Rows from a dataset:
+ + + + + + +

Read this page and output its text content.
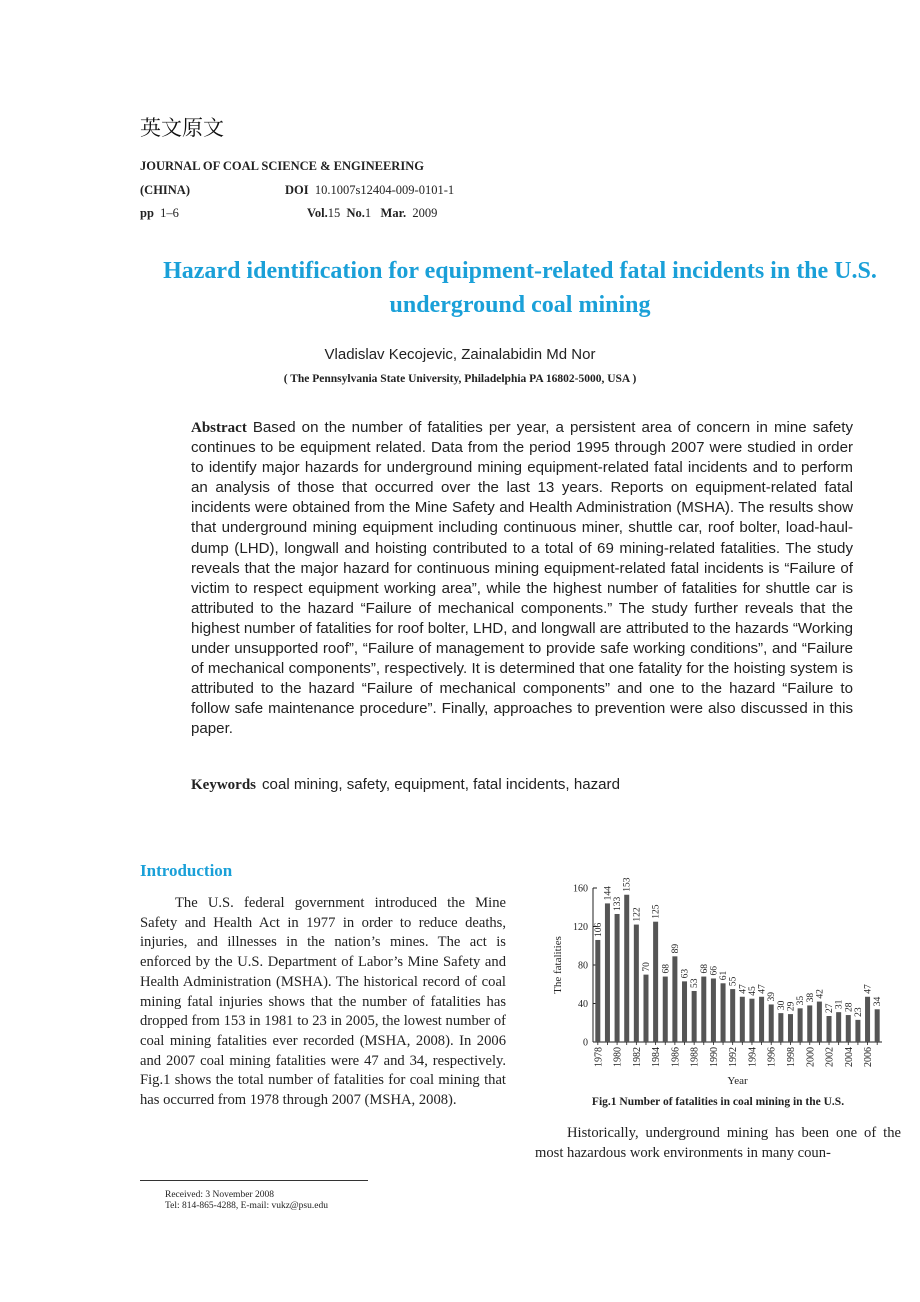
英文原文
JOURNAL OF COAL SCIENCE & ENGINEERING
(CHINA)	DOI 10.1007s12404-009-0101-1
pp 1–6	Vol.15 No.1 Mar. 2009
Hazard identification for equipment-related fatal incidents in the U.S. underground coal mining
Vladislav Kecojevic, Zainalabidin Md Nor
( The Pennsylvania State University, Philadelphia PA 16802-5000, USA )
Abstract Based on the number of fatalities per year, a persistent area of concern in mine safety continues to be equipment related. Data from the period 1995 through 2007 were studied in order to identify major hazards for underground mining equipment-related fatal incidents and to perform an analysis of those that occurred over the last 13 years. Reports on equipment-related fatal incidents were obtained from the Mine Safety and Health Administration (MSHA). The results show that underground mining equipment including continuous miner, shuttle car, roof bolter, load-haul-dump (LHD), longwall and hoisting contributed to a total of 69 mining-related fatalities. The study reveals that the major hazard for continuous mining equipment-related fatal incidents is “Failure of victim to respect equipment working area”, while the highest number of fatalities for shuttle car is attributed to the hazard “Failure of mechanical components.” The study further reveals that the highest number of fatalities for roof bolter, LHD, and longwall are attributed to the hazards “Working under unsupported roof”, “Failure of management to provide safe working conditions”, and “Failure of mechanical components”, respectively. It is determined that one fatality for the hoisting system is attributed to the hazard “Failure of mechanical components” and one to the hazard “Failure to follow safe maintenance procedure”. Finally, approaches to prevention were also discussed in this paper.
Keywords coal mining, safety, equipment, fatal incidents, hazard
Introduction

The U.S. federal government introduced the Mine Safety and Health Act in 1977 in order to reduce deaths, injuries, and illnesses in the nation’s mines. The act is enforced by the U.S. Department of Labor’s Mine Safety and Health Administration (MSHA). The historical record of coal mining fatal injuries shows that the number of fatalities has dropped from 153 in 1981 to 23 in 2005, the lowest number of coal mining fatalities ever recorded (MSHA, 2008). In 2006 and 2007 coal mining fatalities were 47 and 34, respectively. Fig.1 shows the total number of fatalities for coal mining that has occurred from 1978 through 2007 (MSHA, 2008).

Received: 3 November 2008
Tel: 814-865-4288, E-mail: vukz@psu.edu
0
40
80
120
160
The fatalities
106
144
133
153
122
70
125
68
89
63
53
68 66
61
55
47 45 47
39
30 29
35 38 42
27 31 28
23
47
34
1978 1980 1982 1984 1986 1988 1990 1992 1994 1996 1998 2000 2002 2004 2006
Year
Fig.1 Number of fatalities in coal mining in the U.S.

Historically, underground mining has been one of the most hazardous work environments in many coun-
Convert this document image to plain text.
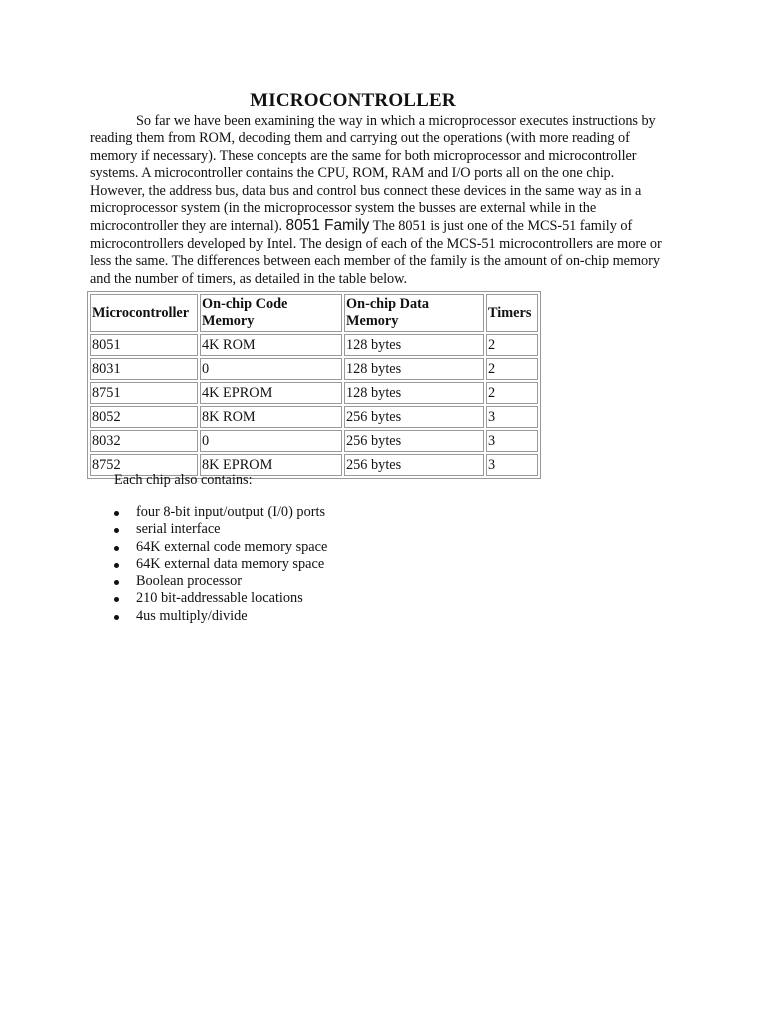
MICROCONTROLLER

So far we have been examining the way in which a microprocessor executes instructions by reading them from ROM, decoding them and carrying out the operations (with more reading of memory if necessary). These concepts are the same for both microprocessor and microcontroller systems. A microcontroller contains the CPU, ROM, RAM and I/O ports all on the one chip. However, the address bus, data bus and control bus connect these devices in the same way as in a microprocessor system (in the microprocessor system the busses are external while in the microcontroller they are internal). 8051 Family The 8051 is just one of the MCS-51 family of microcontrollers developed by Intel. The design of each of the MCS-51 microcontrollers are more or less the same. The differences between each member of the family is the amount of on-chip memory and the number of timers, as detailed in the table below.

Microcontroller	On-chip Code Memory	On-chip Data Memory	Timers
8051	4K ROM	128 bytes	2
8031	0	128 bytes	2
8751	4K EPROM	128 bytes	2
8052	8K ROM	256 bytes	3
8032	0	256 bytes	3
8752	8K EPROM	256 bytes	3
Each chip also contains:
four 8-bit input/output (I/0) ports
serial interface
64K external code memory space
64K external data memory space
Boolean processor
210 bit-addressable locations
4us multiply/divide
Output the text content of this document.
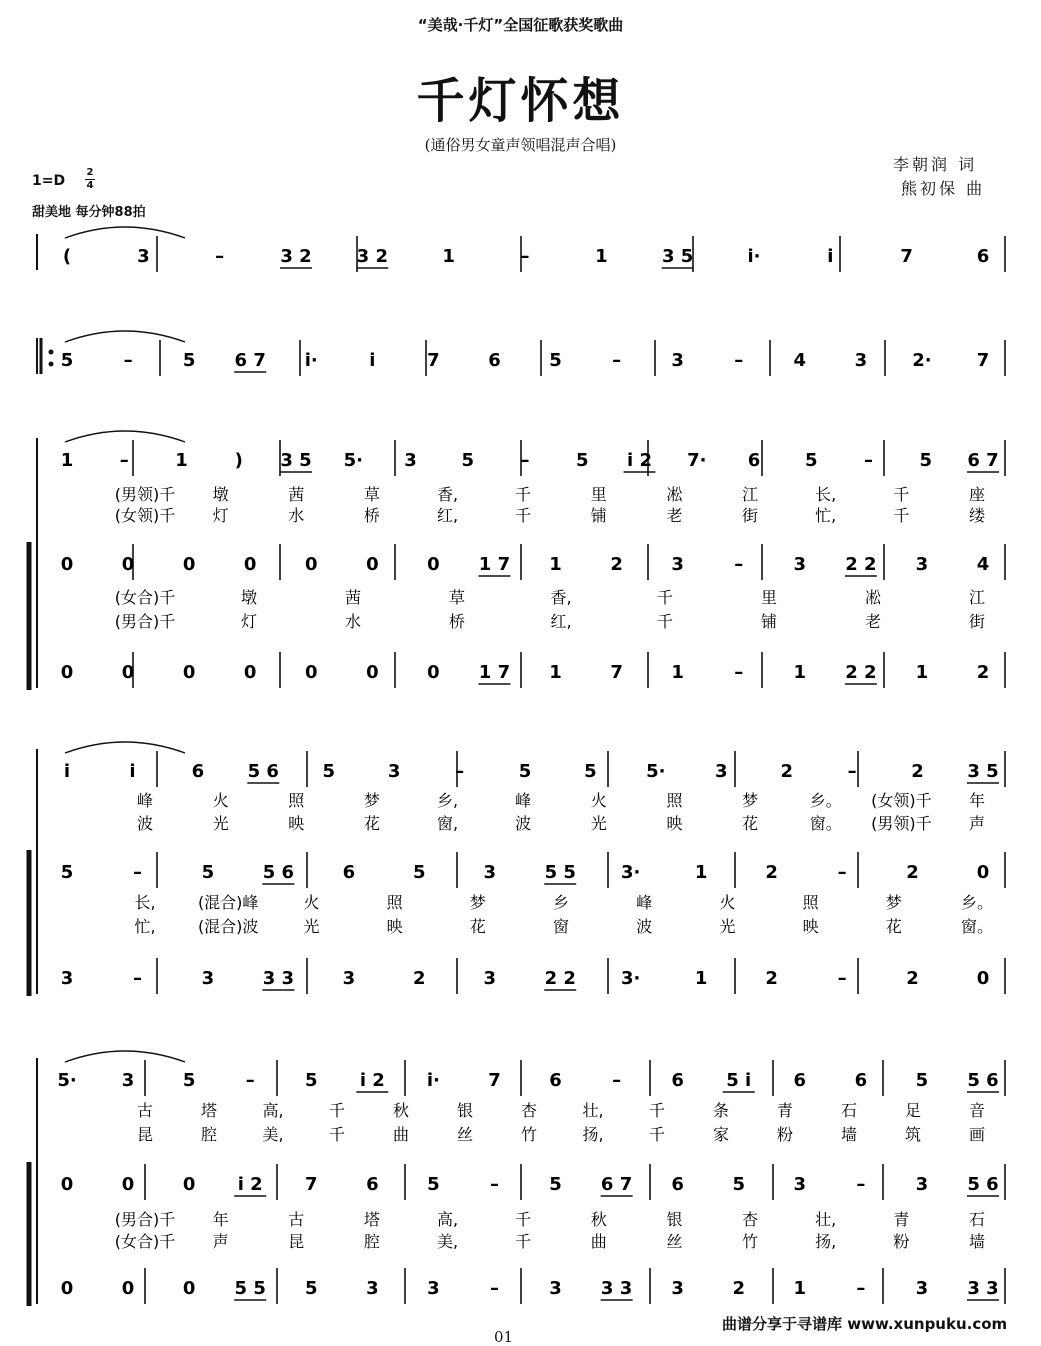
“美哉·千灯”全国征歌获奖歌曲
千灯怀想
(通俗男女童声领唱混声合唱)
李朝润 词
熊初保 曲
1=D
2
4
甜美地 每分钟88拍
(	3	–	3 2	3 2	1	–	1	3 5	i·	i	7	6
5	–	5 6 7 i·	i	7	6	5	–	3	–	4	3	2·	7
1	–	1	) 3 5 5· 3 5	–	5 i 2 7· 6 5	–	5 6 7
(男领)千 墩	茜	草	香,	千	里	凇	江	长,	千	座
(女领)千 灯	水	桥	红,	千	铺	老	街	忙,	千	缕
0	0	0	0	0	0	0 1 7 1	2	3	–	3 2 2 3	4
(女合)千	墩	茜	草	香,	千	里	凇	江
(男合)千	灯	水	桥	红,	千	铺	老	街
0	0	0	0	0	0	0 1 7 1	7	1	–	1 2 2 1	2
i	i	6 5 6 5	3	–	5	5	5·	3	2	–	2 3 5
峰	火	照	梦	乡,	峰	火	照	梦	乡。 (女领)千 年
波	光	映	花	窗,	波	光	映	花	窗。 (男领)千 声
5	–	5	5 6	6	5	3	5 5	3·	1	2	–	2	0
长,	(混合)峰	火	照	梦	乡	峰	火	照	梦	乡。
忙,	(混合)波	光	映	花	窗	波	光	映	花	窗。
3	–	3	3 3	3	2	3	2 2	3·	1	2	–	2	0
5·	3	5	–	5 i 2 i·	7	6	–	6 5 i 6	6	5 5 6
古	塔	高,	千	秋	银	杏	壮,	千	条	青	石	足	音
昆	腔	美,	千	曲	丝	竹	扬,	千	家	粉	墙	筑	画
0	0	0 i 2 7	6	5	–	5 6 7 6	5	3	–	3 5 6
(男合)千 年	古	塔	高,	千	秋	银	杏	壮,	青	石
(女合)千 声	昆	腔	美,	千	曲	丝	竹	扬,	粉	墙
0	0	0 5 5 5	3	3	–	3 3 3 3	2	1	–	3 3 3
曲谱分享于寻谱库 www.xunpuku.com
01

+ + + + + + +

The request =>
Exactly reproduce each record, leaving out any pictures.

Task result =>
Read this page and output its text content.
英文原文
JOURNAL OF COAL SCIENCE & ENGINEERING
(CHINA)	DOI 10.1007s12404-009-0101-1
pp 1–6	Vol.15 No.1 Mar. 2009
Hazard identification for equipment-related fatal incidents in the U.S. underground coal mining
Vladislav Kecojevic, Zainalabidin Md Nor
( The Pennsylvania State University, Philadelphia PA 16802-5000, USA )
Abstract Based on the number of fatalities per year, a persistent area of concern in mine safety continues to be equipment related. Data from the period 1995 through 2007 were studied in order to identify major hazards for underground mining equipment-related fatal incidents and to perform an analysis of those that occurred over the last 13 years. Reports on equipment-related fatal incidents were obtained from the Mine Safety and Health Administration (MSHA). The results show that underground mining equipment including continuous miner, shuttle car, roof bolter, load-haul-dump (LHD), longwall and hoisting contributed to a total of 69 mining-related fatalities. The study reveals that the major hazard for continuous mining equipment-related fatal incidents is “Failure of victim to respect equipment working area”, while the highest number of fatalities for shuttle car is attributed to the hazard “Failure of mechanical components.” The study further reveals that the highest number of fatalities for roof bolter, LHD, and longwall are attributed to the hazards “Working under unsupported roof”, “Failure of management to provide safe working conditions”, and “Failure of mechanical components”, respectively. It is determined that one fatality for the hoisting system is attributed to the hazard “Failure of mechanical components” and one to the hazard “Failure to follow safe maintenance procedure”. Finally, approaches to prevention were also discussed in this paper.
Keywords coal mining, safety, equipment, fatal incidents, hazard
Introduction

The U.S. federal government introduced the Mine Safety and Health Act in 1977 in order to reduce deaths, injuries, and illnesses in the nation’s mines. The act is enforced by the U.S. Department of Labor’s Mine Safety and Health Administration (MSHA). The historical record of coal mining fatal injuries shows that the number of fatalities has dropped from 153 in 1981 to 23 in 2005, the lowest number of coal mining fatalities ever recorded (MSHA, 2008). In 2006 and 2007 coal mining fatalities were 47 and 34, respectively. Fig.1 shows the total number of fatalities for coal mining that has occurred from 1978 through 2007 (MSHA, 2008).

Received: 3 November 2008
Tel: 814-865-4288, E-mail: vukz@psu.edu
0
40
80
120
160
The fatalities
106
144
133
153
122
70
125
68
89
63
53
68 66
61
55
47 45 47
39
30 29
35 38 42
27 31 28
23
47
34
1978 1980 1982 1984 1986 1988 1990 1992 1994 1996 1998 2000 2002 2004 2006
Year
Fig.1 Number of fatalities in coal mining in the U.S.

Historically, underground mining has been one of the most hazardous work environments in many coun-
Convert this document image to plain text.
MICROCONTROLLER

So far we have been examining the way in which a microprocessor executes instructions by reading them from ROM, decoding them and carrying out the operations (with more reading of memory if necessary). These concepts are the same for both microprocessor and microcontroller systems. A microcontroller contains the CPU, ROM, RAM and I/O ports all on the one chip. However, the address bus, data bus and control bus connect these devices in the same way as in a microprocessor system (in the microprocessor system the busses are external while in the microcontroller they are internal). 8051 Family The 8051 is just one of the MCS-51 family of microcontrollers developed by Intel. The design of each of the MCS-51 microcontrollers are more or less the same. The differences between each member of the family is the amount of on-chip memory and the number of timers, as detailed in the table below.

Microcontroller	On-chip Code Memory	On-chip Data Memory	Timers
8051	4K ROM	128 bytes	2
8031	0	128 bytes	2
8751	4K EPROM	128 bytes	2
8052	8K ROM	256 bytes	3
8032	0	256 bytes	3
8752	8K EPROM	256 bytes	3
Each chip also contains:
four 8-bit input/output (I/0) ports
serial interface
64K external code memory space
64K external data memory space
Boolean processor
210 bit-addressable locations
4us multiply/divide
Output the text content of this document.
“美哉·千灯”全国征歌获奖歌曲
千灯怀想
(通俗男女童声领唱混声合唱)
李朝润 词
熊初保 曲
1=D
2
4
甜美地 每分钟88拍
(	3	–	3 2	3 2	1	–	1	3 5	i·	i	7	6
5	–	5 6 7 i·	i	7	6	5	–	3	–	4	3	2·	7
1	–	1	) 3 5 5· 3 5	–	5 i 2 7· 6 5	–	5 6 7
(男领)千 墩	茜	草	香,	千	里	凇	江	长,	千	座
(女领)千 灯	水	桥	红,	千	铺	老	街	忙,	千	缕
0	0	0	0	0	0	0 1 7 1	2	3	–	3 2 2 3	4
(女合)千	墩	茜	草	香,	千	里	凇	江
(男合)千	灯	水	桥	红,	千	铺	老	街
0	0	0	0	0	0	0 1 7 1	7	1	–	1 2 2 1	2
i	i	6 5 6 5	3	–	5	5	5·	3	2	–	2 3 5
峰	火	照	梦	乡,	峰	火	照	梦	乡。 (女领)千 年
波	光	映	花	窗,	波	光	映	花	窗。 (男领)千 声
5	–	5	5 6	6	5	3	5 5	3·	1	2	–	2	0
长,	(混合)峰	火	照	梦	乡	峰	火	照	梦	乡。
忙,	(混合)波	光	映	花	窗	波	光	映	花	窗。
3	–	3	3 3	3	2	3	2 2	3·	1	2	–	2	0
5·	3	5	–	5 i 2 i·	7	6	–	6 5 i 6	6	5 5 6
古	塔	高,	千	秋	银	杏	壮,	千	条	青	石	足	音
昆	腔	美,	千	曲	丝	竹	扬,	千	家	粉	墙	筑	画
0	0	0 i 2 7	6	5	–	5 6 7 6	5	3	–	3 5 6
(男合)千 年	古	塔	高,	千	秋	银	杏	壮,	青	石
(女合)千 声	昆	腔	美,	千	曲	丝	竹	扬,	粉	墙
0	0	0 5 5 5	3	3	–	3 3 3 3	2	1	–	3 3 3
曲谱分享于寻谱库 www.xunpuku.com
01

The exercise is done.